Extracted records:
——

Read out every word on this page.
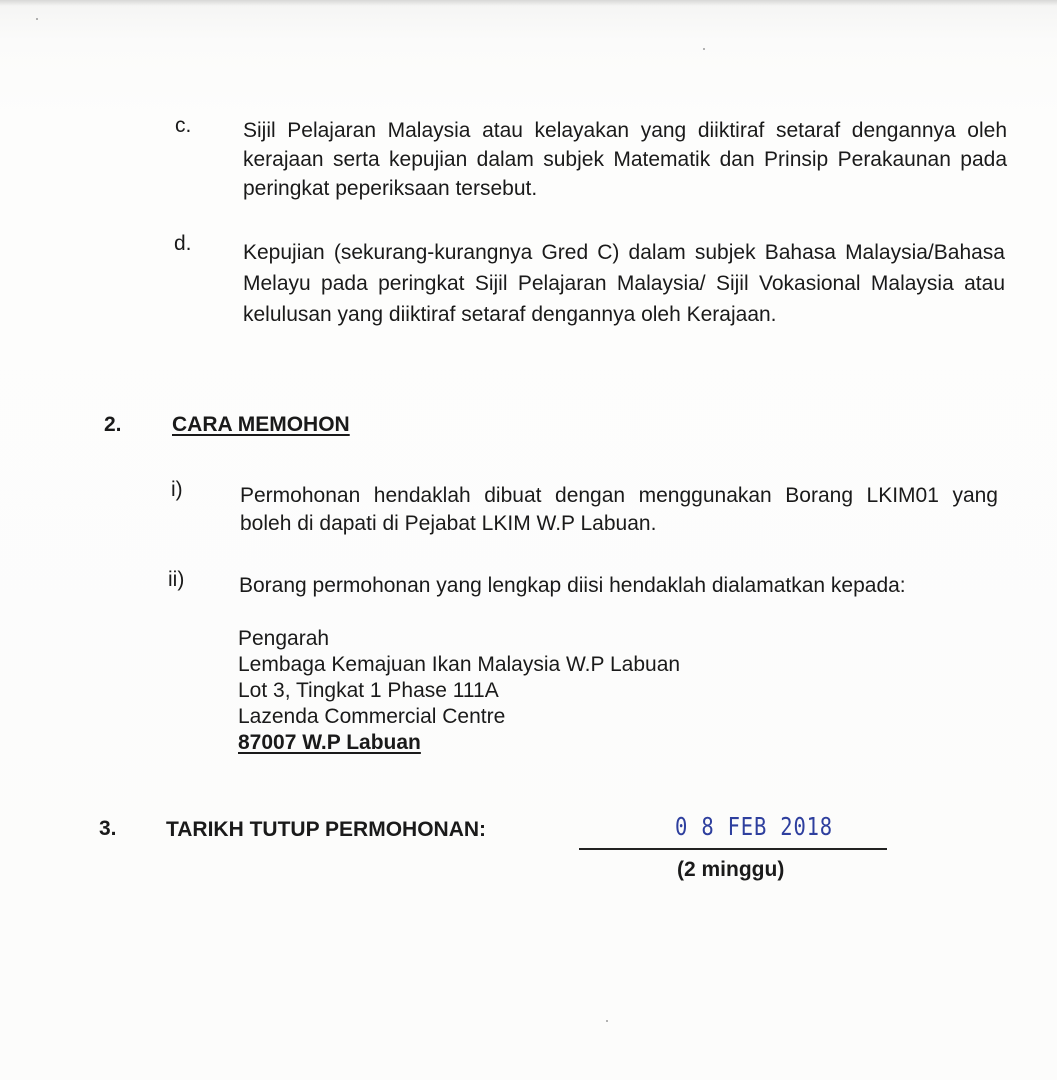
c. Sijil Pelajaran Malaysia atau kelayakan yang diiktiraf setaraf dengannya oleh kerajaan serta kepujian dalam subjek Matematik dan Prinsip Perakaunan pada peringkat peperiksaan tersebut.
d. Kepujian (sekurang-kurangnya Gred C) dalam subjek Bahasa Malaysia/Bahasa Melayu pada peringkat Sijil Pelajaran Malaysia/ Sijil Vokasional Malaysia atau kelulusan yang diiktiraf setaraf dengannya oleh Kerajaan.
2. CARA MEMOHON
i)	Permohonan hendaklah dibuat dengan menggunakan Borang LKIM01 yang boleh di dapati di Pejabat LKIM W.P Labuan.
ii)	Borang permohonan yang lengkap diisi hendaklah dialamatkan kepada:
Pengarah
Lembaga Kemajuan Ikan Malaysia W.P Labuan
Lot 3, Tingkat 1 Phase 111A
Lazenda Commercial Centre
87007 W.P Labuan
3. TARIKH TUTUP PERMOHONAN:	0 8 FEB 2018
(2 minggu)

——

WHAT YOU ARE ASKED TO DO:
Where a line of the records above holds the word "subjek", copy that line.

TASK ANSWER:
c. Sijil Pelajaran Malaysia atau kelayakan yang diiktiraf setaraf dengannya oleh kerajaan serta kepujian dalam subjek Matematik dan Prinsip Perakaunan pada peringkat peperiksaan tersebut.
d. Kepujian (sekurang-kurangnya Gred C) dalam subjek Bahasa Malaysia/Bahasa Melayu pada peringkat Sijil Pelajaran Malaysia/ Sijil Vokasional Malaysia atau kelulusan yang diiktiraf setaraf dengannya oleh Kerajaan.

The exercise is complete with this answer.